= Exercise details =
Gather the lines that hold the string "conferma".

= Dataset excerpts =
━━━━━━━━

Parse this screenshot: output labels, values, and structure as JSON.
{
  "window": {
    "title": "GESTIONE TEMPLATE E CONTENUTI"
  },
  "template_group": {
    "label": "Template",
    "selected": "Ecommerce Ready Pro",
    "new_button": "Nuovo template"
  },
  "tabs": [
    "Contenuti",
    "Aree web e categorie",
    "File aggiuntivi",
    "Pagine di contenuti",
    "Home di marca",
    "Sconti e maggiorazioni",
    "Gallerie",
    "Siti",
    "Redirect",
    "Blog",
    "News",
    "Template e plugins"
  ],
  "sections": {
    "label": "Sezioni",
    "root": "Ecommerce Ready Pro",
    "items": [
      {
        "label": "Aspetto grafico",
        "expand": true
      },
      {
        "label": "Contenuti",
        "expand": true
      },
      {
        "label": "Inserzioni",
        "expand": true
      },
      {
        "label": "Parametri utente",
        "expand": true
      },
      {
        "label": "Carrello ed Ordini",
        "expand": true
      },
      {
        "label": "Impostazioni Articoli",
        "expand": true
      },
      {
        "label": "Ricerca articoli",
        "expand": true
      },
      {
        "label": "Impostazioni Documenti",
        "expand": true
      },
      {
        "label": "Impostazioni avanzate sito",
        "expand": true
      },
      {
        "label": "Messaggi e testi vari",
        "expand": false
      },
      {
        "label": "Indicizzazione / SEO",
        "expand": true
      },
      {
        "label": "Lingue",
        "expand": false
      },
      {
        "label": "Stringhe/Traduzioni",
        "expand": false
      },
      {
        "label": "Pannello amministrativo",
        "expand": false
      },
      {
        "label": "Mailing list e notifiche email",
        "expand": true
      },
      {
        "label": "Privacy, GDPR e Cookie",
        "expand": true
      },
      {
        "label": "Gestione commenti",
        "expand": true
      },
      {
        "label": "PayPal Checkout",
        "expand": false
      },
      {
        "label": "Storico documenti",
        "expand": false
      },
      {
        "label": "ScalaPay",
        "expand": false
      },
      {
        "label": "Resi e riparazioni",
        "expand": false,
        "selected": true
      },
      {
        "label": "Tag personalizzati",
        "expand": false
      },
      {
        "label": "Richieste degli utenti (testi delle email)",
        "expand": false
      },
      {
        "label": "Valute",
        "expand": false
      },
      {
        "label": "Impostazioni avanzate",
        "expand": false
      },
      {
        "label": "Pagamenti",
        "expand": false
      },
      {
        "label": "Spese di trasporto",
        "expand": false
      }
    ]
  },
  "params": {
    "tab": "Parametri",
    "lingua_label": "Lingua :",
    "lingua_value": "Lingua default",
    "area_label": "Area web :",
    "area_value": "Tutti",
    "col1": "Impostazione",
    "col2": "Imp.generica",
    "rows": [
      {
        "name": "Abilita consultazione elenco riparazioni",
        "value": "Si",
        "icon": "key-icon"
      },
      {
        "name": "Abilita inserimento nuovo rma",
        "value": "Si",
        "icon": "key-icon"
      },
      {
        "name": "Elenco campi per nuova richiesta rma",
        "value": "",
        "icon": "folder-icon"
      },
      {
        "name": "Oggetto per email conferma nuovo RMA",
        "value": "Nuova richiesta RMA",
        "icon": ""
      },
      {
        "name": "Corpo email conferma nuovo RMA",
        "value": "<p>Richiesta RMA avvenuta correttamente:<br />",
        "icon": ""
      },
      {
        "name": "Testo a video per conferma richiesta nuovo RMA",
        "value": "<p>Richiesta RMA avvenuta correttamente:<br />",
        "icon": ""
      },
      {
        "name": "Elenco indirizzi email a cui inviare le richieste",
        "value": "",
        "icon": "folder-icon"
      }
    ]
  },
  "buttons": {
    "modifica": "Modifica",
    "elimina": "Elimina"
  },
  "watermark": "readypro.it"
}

━━━━━━━━

= Exercise output =
        "name": "Oggetto per email conferma nuovo RMA",
        "name": "Corpo email conferma nuovo RMA",
        "name": "Testo a video per conferma richiesta nuovo RMA",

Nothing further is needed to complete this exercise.